What you need to do>
Write the records out again exactly, leaving no images in.

Entries provided>
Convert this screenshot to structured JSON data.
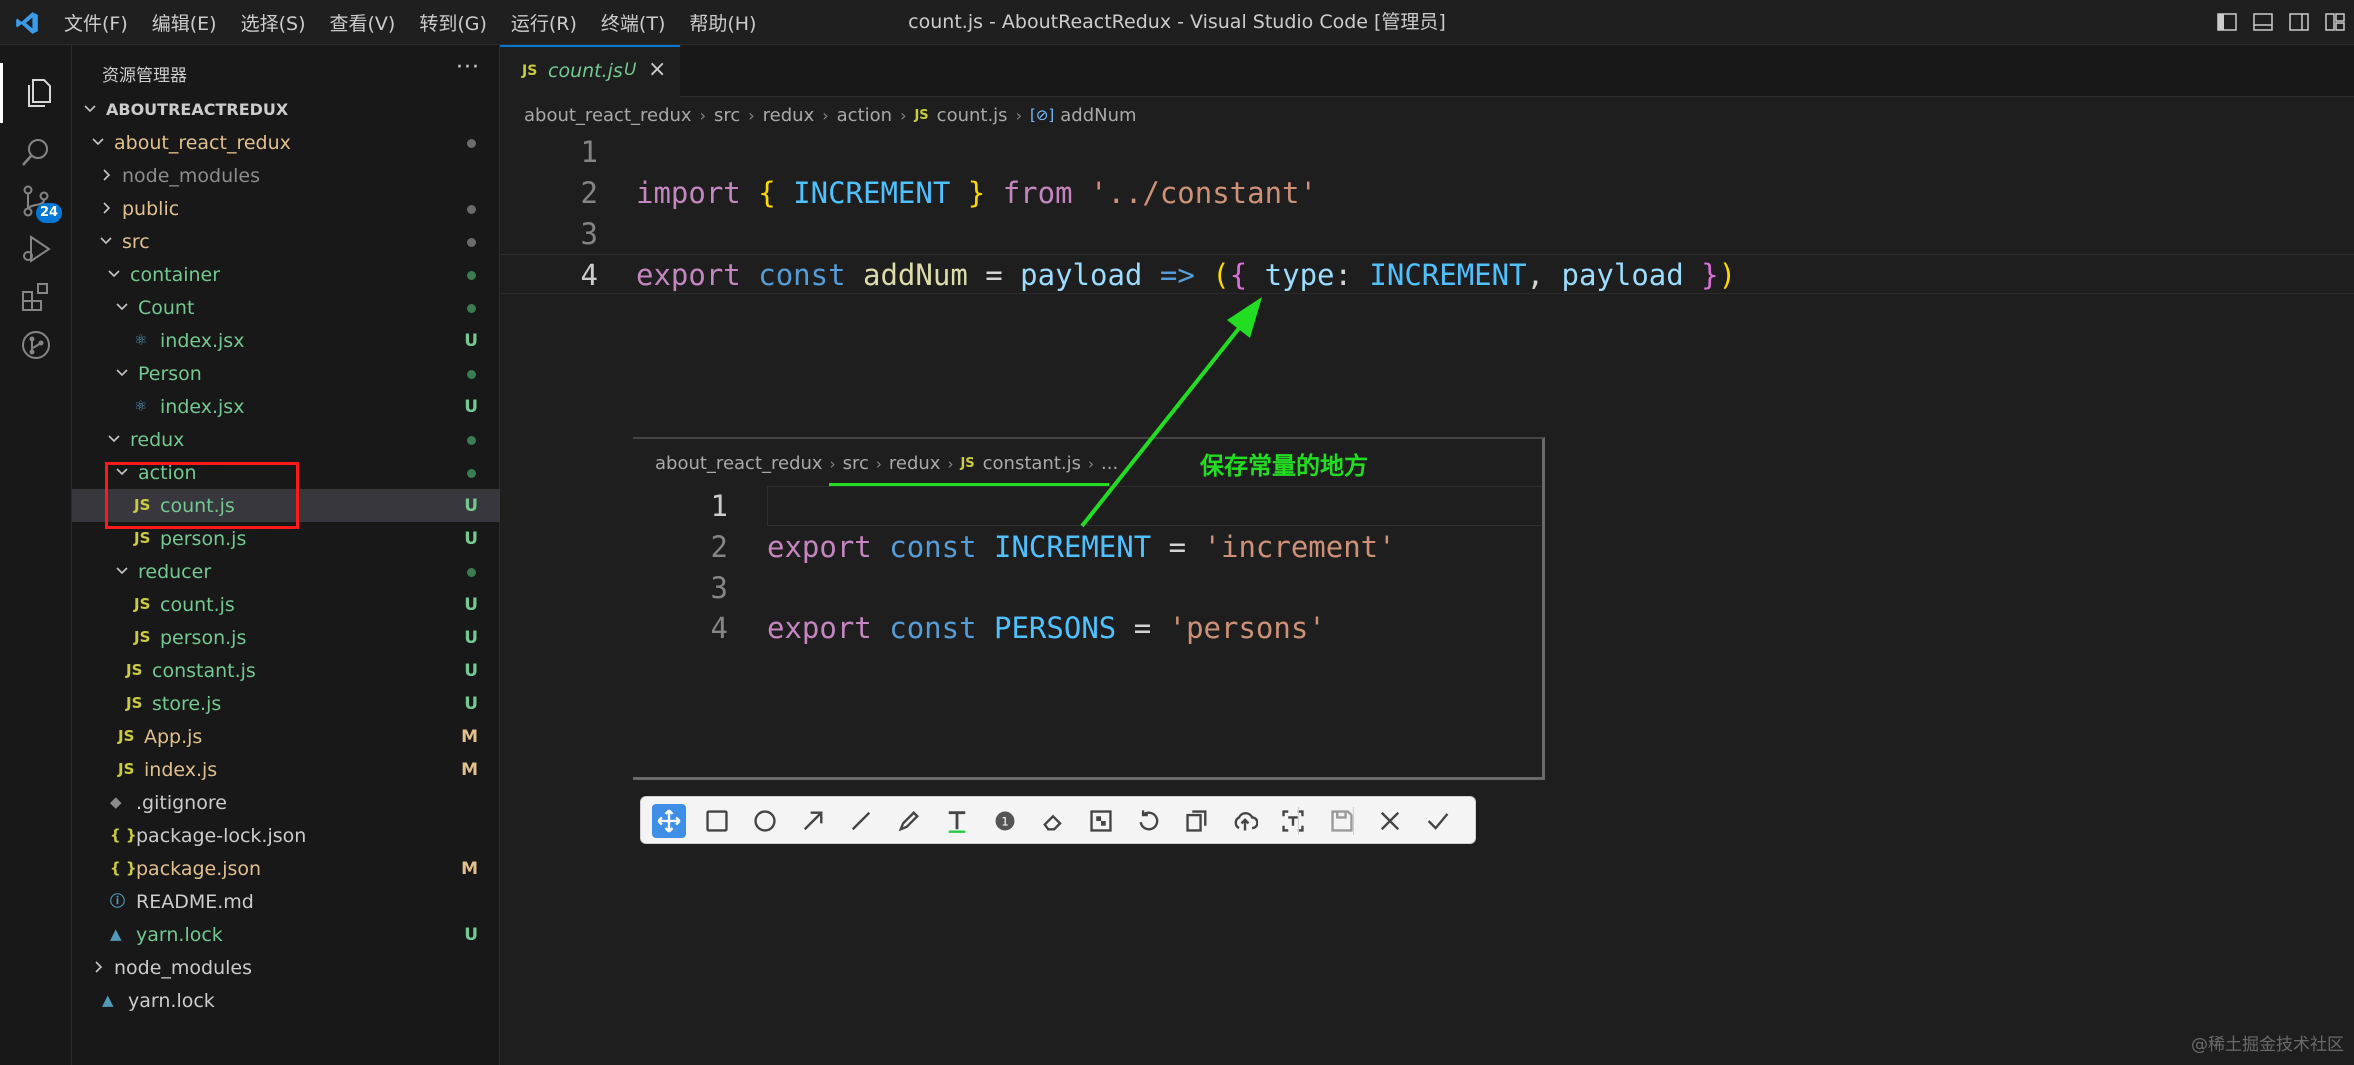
{
  "window": {
    "title": "count.js - AboutReactRedux - Visual Studio Code [管理员]",
    "menu": [
      "文件(F)",
      "编辑(E)",
      "选择(S)",
      "查看(V)",
      "转到(G)",
      "运行(R)",
      "终端(T)",
      "帮助(H)"
    ]
  },
  "activity_bar": {
    "items": [
      {
        "icon": "files-icon",
        "active": true
      },
      {
        "icon": "search-icon",
        "active": false
      },
      {
        "icon": "source-control-icon",
        "active": false,
        "badge": "24"
      },
      {
        "icon": "run-debug-icon",
        "active": false
      },
      {
        "icon": "extensions-icon",
        "active": false
      },
      {
        "icon": "git-graph-icon",
        "active": false
      }
    ]
  },
  "sidebar": {
    "title": "资源管理器",
    "more": "···",
    "tree": [
      {
        "label": "ABOUTREACTREDUX",
        "kind": "root",
        "color": "white",
        "status": ""
      },
      {
        "label": "about_react_redux",
        "kind": "folder-open",
        "color": "yellow",
        "status": "dot-gray"
      },
      {
        "label": "node_modules",
        "kind": "folder-closed",
        "color": "gray",
        "status": ""
      },
      {
        "label": "public",
        "kind": "folder-closed",
        "color": "yellow",
        "status": "dot-gray"
      },
      {
        "label": "src",
        "kind": "folder-open",
        "color": "yellow",
        "status": "dot-gray"
      },
      {
        "label": "container",
        "kind": "folder-open",
        "color": "green",
        "status": "dot-green"
      },
      {
        "label": "Count",
        "kind": "folder-open",
        "color": "green",
        "status": "dot-green"
      },
      {
        "label": "index.jsx",
        "kind": "react",
        "color": "green",
        "status": "U"
      },
      {
        "label": "Person",
        "kind": "folder-open",
        "color": "green",
        "status": "dot-green"
      },
      {
        "label": "index.jsx",
        "kind": "react",
        "color": "green",
        "status": "U"
      },
      {
        "label": "redux",
        "kind": "folder-open",
        "color": "green",
        "status": "dot-green"
      },
      {
        "label": "action",
        "kind": "folder-open",
        "color": "green",
        "status": "dot-green"
      },
      {
        "label": "count.js",
        "kind": "js",
        "color": "green",
        "status": "U",
        "selected": true
      },
      {
        "label": "person.js",
        "kind": "js",
        "color": "green",
        "status": "U"
      },
      {
        "label": "reducer",
        "kind": "folder-open",
        "color": "green",
        "status": "dot-green"
      },
      {
        "label": "count.js",
        "kind": "js",
        "color": "green",
        "status": "U"
      },
      {
        "label": "person.js",
        "kind": "js",
        "color": "green",
        "status": "U"
      },
      {
        "label": "constant.js",
        "kind": "js",
        "color": "green",
        "status": "U"
      },
      {
        "label": "store.js",
        "kind": "js",
        "color": "green",
        "status": "U"
      },
      {
        "label": "App.js",
        "kind": "js",
        "color": "yellow",
        "status": "M"
      },
      {
        "label": "index.js",
        "kind": "js",
        "color": "yellow",
        "status": "M"
      },
      {
        "label": ".gitignore",
        "kind": "git",
        "color": "white",
        "status": ""
      },
      {
        "label": "package-lock.json",
        "kind": "json",
        "color": "white",
        "status": ""
      },
      {
        "label": "package.json",
        "kind": "json",
        "color": "yellow",
        "status": "M"
      },
      {
        "label": "README.md",
        "kind": "info",
        "color": "white",
        "status": ""
      },
      {
        "label": "yarn.lock",
        "kind": "yarn",
        "color": "green",
        "status": "U"
      },
      {
        "label": "node_modules",
        "kind": "folder-closed",
        "color": "white",
        "status": ""
      },
      {
        "label": "yarn.lock",
        "kind": "yarn",
        "color": "white",
        "status": ""
      }
    ]
  },
  "editor": {
    "tab": {
      "badge": "JS",
      "name": "count.js",
      "status": "U",
      "close": "×"
    },
    "breadcrumbs": [
      "about_react_redux",
      "src",
      "redux",
      "action"
    ],
    "breadcrumb_file": "count.js",
    "breadcrumb_file_badge": "JS",
    "breadcrumb_symbol": "addNum",
    "breadcrumb_symbol_icon": "[⊘]",
    "lines": [
      {
        "num": "1",
        "tokens": []
      },
      {
        "num": "2",
        "tokens": [
          {
            "t": "import",
            "c": "pink"
          },
          {
            "t": " ",
            "c": "plain"
          },
          {
            "t": "{",
            "c": "br1"
          },
          {
            "t": " INCREMENT ",
            "c": "const"
          },
          {
            "t": "}",
            "c": "br1"
          },
          {
            "t": " from ",
            "c": "pink"
          },
          {
            "t": "'../constant'",
            "c": "str"
          }
        ]
      },
      {
        "num": "3",
        "tokens": []
      },
      {
        "num": "4",
        "tokens": [
          {
            "t": "export",
            "c": "pink"
          },
          {
            "t": " ",
            "c": "plain"
          },
          {
            "t": "const",
            "c": "blue"
          },
          {
            "t": " ",
            "c": "plain"
          },
          {
            "t": "addNum",
            "c": "fn"
          },
          {
            "t": " = ",
            "c": "plain"
          },
          {
            "t": "payload",
            "c": "var"
          },
          {
            "t": " ",
            "c": "plain"
          },
          {
            "t": "=>",
            "c": "blue"
          },
          {
            "t": " ",
            "c": "plain"
          },
          {
            "t": "(",
            "c": "br1"
          },
          {
            "t": "{",
            "c": "br2"
          },
          {
            "t": " type",
            "c": "var"
          },
          {
            "t": ": ",
            "c": "plain"
          },
          {
            "t": "INCREMENT",
            "c": "const"
          },
          {
            "t": ", ",
            "c": "plain"
          },
          {
            "t": "payload",
            "c": "var"
          },
          {
            "t": " ",
            "c": "plain"
          },
          {
            "t": "}",
            "c": "br2"
          },
          {
            "t": ")",
            "c": "br1"
          }
        ]
      }
    ]
  },
  "snip": {
    "breadcrumbs": [
      "about_react_redux",
      "src",
      "redux"
    ],
    "breadcrumb_file": "constant.js",
    "breadcrumb_file_badge": "JS",
    "breadcrumb_more": "...",
    "lines": [
      {
        "num": "1",
        "tokens": []
      },
      {
        "num": "2",
        "tokens": [
          {
            "t": "export",
            "c": "pink"
          },
          {
            "t": " ",
            "c": "plain"
          },
          {
            "t": "const",
            "c": "blue"
          },
          {
            "t": " ",
            "c": "plain"
          },
          {
            "t": "INCREMENT",
            "c": "const"
          },
          {
            "t": " = ",
            "c": "plain"
          },
          {
            "t": "'increment'",
            "c": "str"
          }
        ]
      },
      {
        "num": "3",
        "tokens": []
      },
      {
        "num": "4",
        "tokens": [
          {
            "t": "export",
            "c": "pink"
          },
          {
            "t": " ",
            "c": "plain"
          },
          {
            "t": "const",
            "c": "blue"
          },
          {
            "t": " ",
            "c": "plain"
          },
          {
            "t": "PERSONS",
            "c": "const"
          },
          {
            "t": " = ",
            "c": "plain"
          },
          {
            "t": "'persons'",
            "c": "str"
          }
        ]
      }
    ],
    "annotation": "保存常量的地方",
    "toolbar": [
      "move-icon",
      "rectangle-icon",
      "ellipse-icon",
      "arrow-icon",
      "line-icon",
      "pen-icon",
      "text-icon",
      "number-marker-icon",
      "eraser-icon",
      "mosaic-icon",
      "undo-icon",
      "copy-icon",
      "upload-icon",
      "ocr-icon",
      "save-icon",
      "close-icon",
      "confirm-icon"
    ]
  },
  "colors": {
    "accent": "#0078d4",
    "untracked": "#73c991",
    "modified": "#e2c08d",
    "annotation_green": "#22dd22",
    "annotation_red": "#ff1a1a"
  },
  "watermark": "@稀土掘金技术社区"
}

Exercise answer>
Convert this screenshot to structured JSON data.
{
  "window": {
    "title": "count.js - AboutReactRedux - Visual Studio Code [管理员]",
    "menu": [
      "文件(F)",
      "编辑(E)",
      "选择(S)",
      "查看(V)",
      "转到(G)",
      "运行(R)",
      "终端(T)",
      "帮助(H)"
    ]
  },
  "activity_bar": {
    "items": [
      {
        "icon": "files-icon",
        "active": true
      },
      {
        "icon": "search-icon",
        "active": false
      },
      {
        "icon": "source-control-icon",
        "active": false,
        "badge": "24"
      },
      {
        "icon": "run-debug-icon",
        "active": false
      },
      {
        "icon": "extensions-icon",
        "active": false
      },
      {
        "icon": "git-graph-icon",
        "active": false
      }
    ]
  },
  "sidebar": {
    "title": "资源管理器",
    "more": "···",
    "tree": [
      {
        "label": "ABOUTREACTREDUX",
        "kind": "root",
        "color": "white",
        "status": ""
      },
      {
        "label": "about_react_redux",
        "kind": "folder-open",
        "color": "yellow",
        "status": "dot-gray"
      },
      {
        "label": "node_modules",
        "kind": "folder-closed",
        "color": "gray",
        "status": ""
      },
      {
        "label": "public",
        "kind": "folder-closed",
        "color": "yellow",
        "status": "dot-gray"
      },
      {
        "label": "src",
        "kind": "folder-open",
        "color": "yellow",
        "status": "dot-gray"
      },
      {
        "label": "container",
        "kind": "folder-open",
        "color": "green",
        "status": "dot-green"
      },
      {
        "label": "Count",
        "kind": "folder-open",
        "color": "green",
        "status": "dot-green"
      },
      {
        "label": "index.jsx",
        "kind": "react",
        "color": "green",
        "status": "U"
      },
      {
        "label": "Person",
        "kind": "folder-open",
        "color": "green",
        "status": "dot-green"
      },
      {
        "label": "index.jsx",
        "kind": "react",
        "color": "green",
        "status": "U"
      },
      {
        "label": "redux",
        "kind": "folder-open",
        "color": "green",
        "status": "dot-green"
      },
      {
        "label": "action",
        "kind": "folder-open",
        "color": "green",
        "status": "dot-green"
      },
      {
        "label": "count.js",
        "kind": "js",
        "color": "green",
        "status": "U",
        "selected": true
      },
      {
        "label": "person.js",
        "kind": "js",
        "color": "green",
        "status": "U"
      },
      {
        "label": "reducer",
        "kind": "folder-open",
        "color": "green",
        "status": "dot-green"
      },
      {
        "label": "count.js",
        "kind": "js",
        "color": "green",
        "status": "U"
      },
      {
        "label": "person.js",
        "kind": "js",
        "color": "green",
        "status": "U"
      },
      {
        "label": "constant.js",
        "kind": "js",
        "color": "green",
        "status": "U"
      },
      {
        "label": "store.js",
        "kind": "js",
        "color": "green",
        "status": "U"
      },
      {
        "label": "App.js",
        "kind": "js",
        "color": "yellow",
        "status": "M"
      },
      {
        "label": "index.js",
        "kind": "js",
        "color": "yellow",
        "status": "M"
      },
      {
        "label": ".gitignore",
        "kind": "git",
        "color": "white",
        "status": ""
      },
      {
        "label": "package-lock.json",
        "kind": "json",
        "color": "white",
        "status": ""
      },
      {
        "label": "package.json",
        "kind": "json",
        "color": "yellow",
        "status": "M"
      },
      {
        "label": "README.md",
        "kind": "info",
        "color": "white",
        "status": ""
      },
      {
        "label": "yarn.lock",
        "kind": "yarn",
        "color": "green",
        "status": "U"
      },
      {
        "label": "node_modules",
        "kind": "folder-closed",
        "color": "white",
        "status": ""
      },
      {
        "label": "yarn.lock",
        "kind": "yarn",
        "color": "white",
        "status": ""
      }
    ]
  },
  "editor": {
    "tab": {
      "badge": "JS",
      "name": "count.js",
      "status": "U",
      "close": "×"
    },
    "breadcrumbs": [
      "about_react_redux",
      "src",
      "redux",
      "action"
    ],
    "breadcrumb_file": "count.js",
    "breadcrumb_file_badge": "JS",
    "breadcrumb_symbol": "addNum",
    "breadcrumb_symbol_icon": "[⊘]",
    "lines": [
      {
        "num": "1",
        "tokens": []
      },
      {
        "num": "2",
        "tokens": [
          {
            "t": "import",
            "c": "pink"
          },
          {
            "t": " ",
            "c": "plain"
          },
          {
            "t": "{",
            "c": "br1"
          },
          {
            "t": " INCREMENT ",
            "c": "const"
          },
          {
            "t": "}",
            "c": "br1"
          },
          {
            "t": " from ",
            "c": "pink"
          },
          {
            "t": "'../constant'",
            "c": "str"
          }
        ]
      },
      {
        "num": "3",
        "tokens": []
      },
      {
        "num": "4",
        "tokens": [
          {
            "t": "export",
            "c": "pink"
          },
          {
            "t": " ",
            "c": "plain"
          },
          {
            "t": "const",
            "c": "blue"
          },
          {
            "t": " ",
            "c": "plain"
          },
          {
            "t": "addNum",
            "c": "fn"
          },
          {
            "t": " = ",
            "c": "plain"
          },
          {
            "t": "payload",
            "c": "var"
          },
          {
            "t": " ",
            "c": "plain"
          },
          {
            "t": "=>",
            "c": "blue"
          },
          {
            "t": " ",
            "c": "plain"
          },
          {
            "t": "(",
            "c": "br1"
          },
          {
            "t": "{",
            "c": "br2"
          },
          {
            "t": " type",
            "c": "var"
          },
          {
            "t": ": ",
            "c": "plain"
          },
          {
            "t": "INCREMENT",
            "c": "const"
          },
          {
            "t": ", ",
            "c": "plain"
          },
          {
            "t": "payload",
            "c": "var"
          },
          {
            "t": " ",
            "c": "plain"
          },
          {
            "t": "}",
            "c": "br2"
          },
          {
            "t": ")",
            "c": "br1"
          }
        ]
      }
    ]
  },
  "snip": {
    "breadcrumbs": [
      "about_react_redux",
      "src",
      "redux"
    ],
    "breadcrumb_file": "constant.js",
    "breadcrumb_file_badge": "JS",
    "breadcrumb_more": "...",
    "lines": [
      {
        "num": "1",
        "tokens": []
      },
      {
        "num": "2",
        "tokens": [
          {
            "t": "export",
            "c": "pink"
          },
          {
            "t": " ",
            "c": "plain"
          },
          {
            "t": "const",
            "c": "blue"
          },
          {
            "t": " ",
            "c": "plain"
          },
          {
            "t": "INCREMENT",
            "c": "const"
          },
          {
            "t": " = ",
            "c": "plain"
          },
          {
            "t": "'increment'",
            "c": "str"
          }
        ]
      },
      {
        "num": "3",
        "tokens": []
      },
      {
        "num": "4",
        "tokens": [
          {
            "t": "export",
            "c": "pink"
          },
          {
            "t": " ",
            "c": "plain"
          },
          {
            "t": "const",
            "c": "blue"
          },
          {
            "t": " ",
            "c": "plain"
          },
          {
            "t": "PERSONS",
            "c": "const"
          },
          {
            "t": " = ",
            "c": "plain"
          },
          {
            "t": "'persons'",
            "c": "str"
          }
        ]
      }
    ],
    "annotation": "保存常量的地方",
    "toolbar": [
      "move-icon",
      "rectangle-icon",
      "ellipse-icon",
      "arrow-icon",
      "line-icon",
      "pen-icon",
      "text-icon",
      "number-marker-icon",
      "eraser-icon",
      "mosaic-icon",
      "undo-icon",
      "copy-icon",
      "upload-icon",
      "ocr-icon",
      "save-icon",
      "close-icon",
      "confirm-icon"
    ]
  },
  "colors": {
    "accent": "#0078d4",
    "untracked": "#73c991",
    "modified": "#e2c08d",
    "annotation_green": "#22dd22",
    "annotation_red": "#ff1a1a"
  },
  "watermark": "@稀土掘金技术社区"
}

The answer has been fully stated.